EXERCISE PROMPT: Copy out the data below verbatim.
>> Begin DATASET ROWS
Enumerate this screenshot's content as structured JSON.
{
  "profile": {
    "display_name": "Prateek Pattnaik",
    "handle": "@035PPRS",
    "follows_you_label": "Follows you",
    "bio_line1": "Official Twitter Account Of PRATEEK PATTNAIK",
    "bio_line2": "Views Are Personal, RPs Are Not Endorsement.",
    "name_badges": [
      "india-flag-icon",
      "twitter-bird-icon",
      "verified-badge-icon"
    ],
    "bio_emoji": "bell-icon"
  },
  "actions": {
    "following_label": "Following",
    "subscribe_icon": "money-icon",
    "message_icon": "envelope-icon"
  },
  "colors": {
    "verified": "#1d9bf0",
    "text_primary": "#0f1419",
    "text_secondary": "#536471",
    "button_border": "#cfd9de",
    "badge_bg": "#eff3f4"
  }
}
>> End DATASET ROWS
OUTPUT FOR THIS TASK:
Enumerate this screenshot's content as structured JSON.
{
  "profile": {
    "display_name": "Prateek Pattnaik",
    "handle": "@035PPRS",
    "follows_you_label": "Follows you",
    "bio_line1": "Official Twitter Account Of PRATEEK PATTNAIK",
    "bio_line2": "Views Are Personal, RPs Are Not Endorsement.",
    "name_badges": [
      "india-flag-icon",
      "twitter-bird-icon",
      "verified-badge-icon"
    ],
    "bio_emoji": "bell-icon"
  },
  "actions": {
    "following_label": "Following",
    "subscribe_icon": "money-icon",
    "message_icon": "envelope-icon"
  },
  "colors": {
    "verified": "#1d9bf0",
    "text_primary": "#0f1419",
    "text_secondary": "#536471",
    "button_border": "#cfd9de",
    "badge_bg": "#eff3f4"
  }
}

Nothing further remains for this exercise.